Directions for this task – Select and reproduce each line of the listing below that bears the string "uważa".

Input –
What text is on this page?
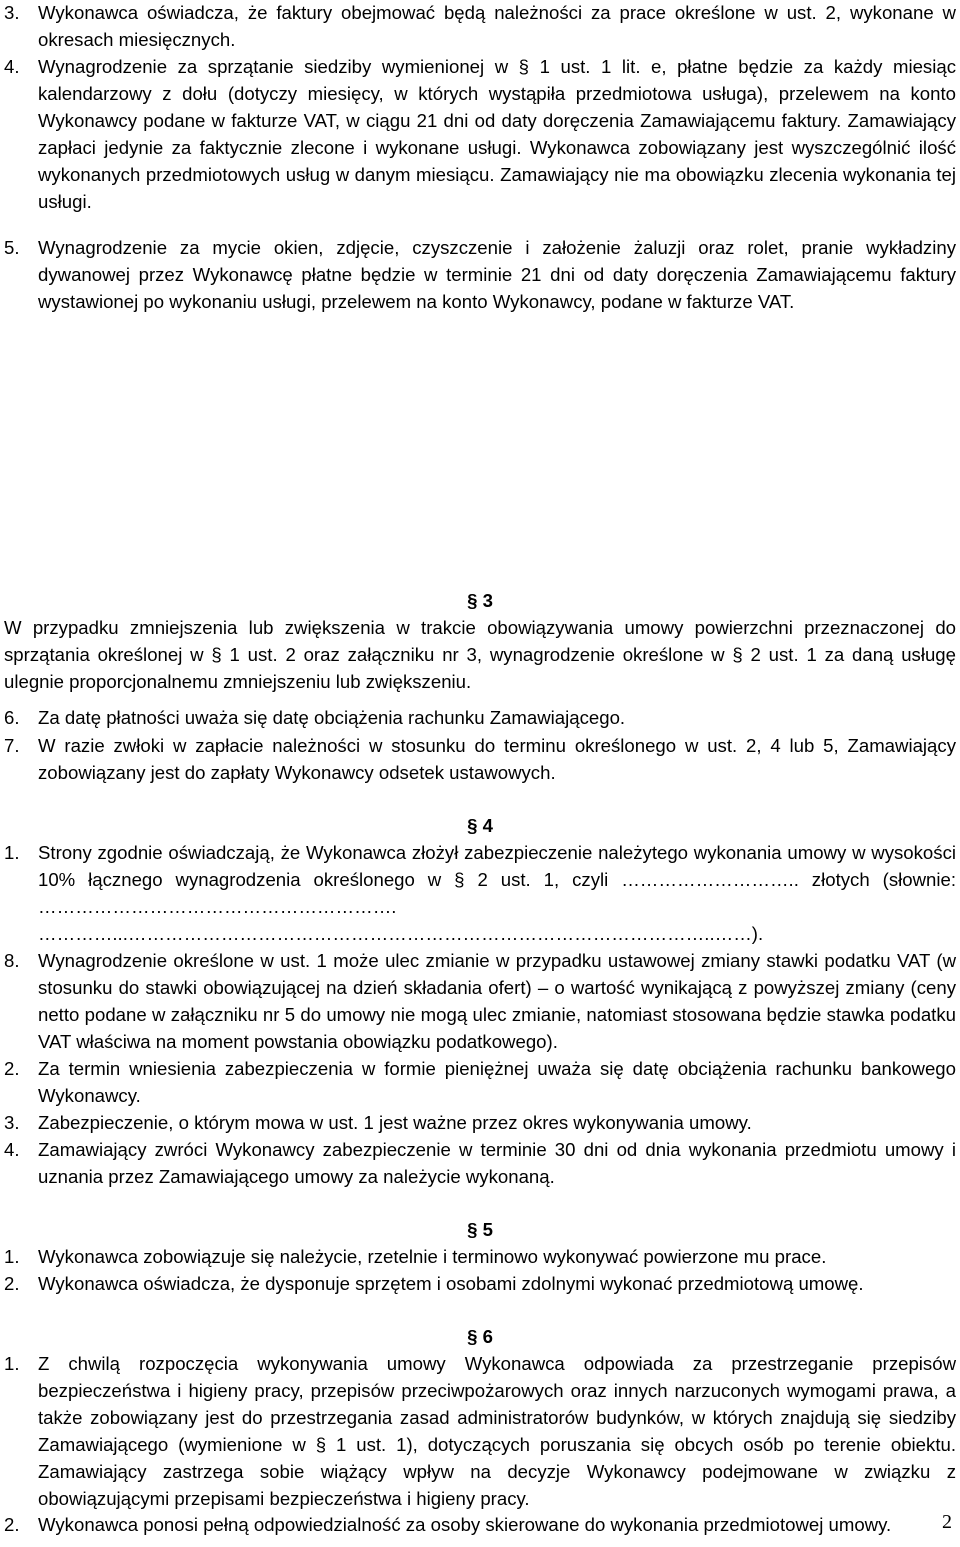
3. Wykonawca oświadcza, że faktury obejmować będą należności za prace określone w ust. 2, wykonane w okresach miesięcznych.
4. Wynagrodzenie za sprzątanie siedziby wymienionej w § 1 ust. 1 lit. e, płatne będzie za każdy miesiąc kalendarzowy z dołu (dotyczy miesięcy, w których wystąpiła przedmiotowa usługa), przelewem na konto Wykonawcy podane w fakturze VAT, w ciągu 21 dni od daty doręczenia Zamawiającemu faktury. Zamawiający zapłaci jedynie za faktycznie zlecone i wykonane usługi. Wykonawca zobowiązany jest wyszczególnić ilość wykonanych przedmiotowych usług w danym miesiącu. Zamawiający nie ma obowiązku zlecenia wykonania tej usługi.
5. Wynagrodzenie za mycie okien, zdjęcie, czyszczenie i założenie żaluzji oraz rolet, pranie wykładziny dywanowej przez Wykonawcę płatne będzie w terminie 21 dni od daty doręczenia Zamawiającemu faktury wystawionej po wykonaniu usługi, przelewem na konto Wykonawcy, podane w fakturze VAT.
6. Za datę płatności uważa się datę obciążenia rachunku Zamawiającego.
7. W razie zwłoki w zapłacie należności w stosunku do terminu określonego w ust. 2, 4 lub 5, Zamawiający zobowiązany jest do zapłaty Wykonawcy odsetek ustawowych.
8. Wynagrodzenie określone w ust. 1 może ulec zmianie w przypadku ustawowej zmiany stawki podatku VAT (w stosunku do stawki obowiązującej na dzień składania ofert) – o wartość wynikającą z powyższej zmiany (ceny netto podane w załączniku nr 5 do umowy nie mogą ulec zmianie, natomiast stosowana będzie stawka podatku VAT właściwa na moment powstania obowiązku podatkowego).
§ 3
W przypadku zmniejszenia lub zwiększenia w trakcie obowiązywania umowy powierzchni przeznaczonej do sprzątania określonej w § 1 ust. 2 oraz załączniku nr 3, wynagrodzenie określone w § 2 ust. 1 za daną usługę ulegnie proporcjonalnemu zmniejszeniu lub zwiększeniu.
§ 4
1. Strony zgodnie oświadczają, że Wykonawca złożył zabezpieczenie należytego wykonania umowy w wysokości 10% łącznego wynagrodzenia określonego w § 2 ust. 1, czyli ……………………….. złotych (słownie: …………………………………………………. …………...…………………………………………………………………………………..……).
2. Za termin wniesienia zabezpieczenia w formie pieniężnej uważa się datę obciążenia rachunku bankowego Wykonawcy.
3. Zabezpieczenie, o którym mowa w ust. 1 jest ważne przez okres wykonywania umowy.
4. Zamawiający zwróci Wykonawcy zabezpieczenie w terminie 30 dni od dnia wykonania przedmiotu umowy i uznania przez Zamawiającego umowy za należycie wykonaną.
§ 5
1. Wykonawca zobowiązuje się należycie, rzetelnie i terminowo wykonywać powierzone mu prace.
2. Wykonawca oświadcza, że dysponuje sprzętem i osobami zdolnymi wykonać przedmiotową umowę.
§ 6
1. Z chwilą rozpoczęcia wykonywania umowy Wykonawca odpowiada za przestrzeganie przepisów bezpieczeństwa i higieny pracy, przepisów przeciwpożarowych oraz innych narzuconych wymogami prawa, a także zobowiązany jest do przestrzegania zasad administratorów budynków, w których znajdują się siedziby Zamawiającego (wymienione w § 1 ust. 1), dotyczących poruszania się obcych osób po terenie obiektu. Zamawiający zastrzega sobie wiążący wpływ na decyzje Wykonawcy podejmowane w związku z obowiązującymi przepisami bezpieczeństwa i higieny pracy.
2. Wykonawca ponosi pełną odpowiedzialność za osoby skierowane do wykonania przedmiotowej umowy.	2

Solution for this exercise –
6. Za datę płatności uważa się datę obciążenia rachunku Zamawiającego.
2. Za termin wniesienia zabezpieczenia w formie pieniężnej uważa się datę obciążenia rachunku bankowego Wykonawcy.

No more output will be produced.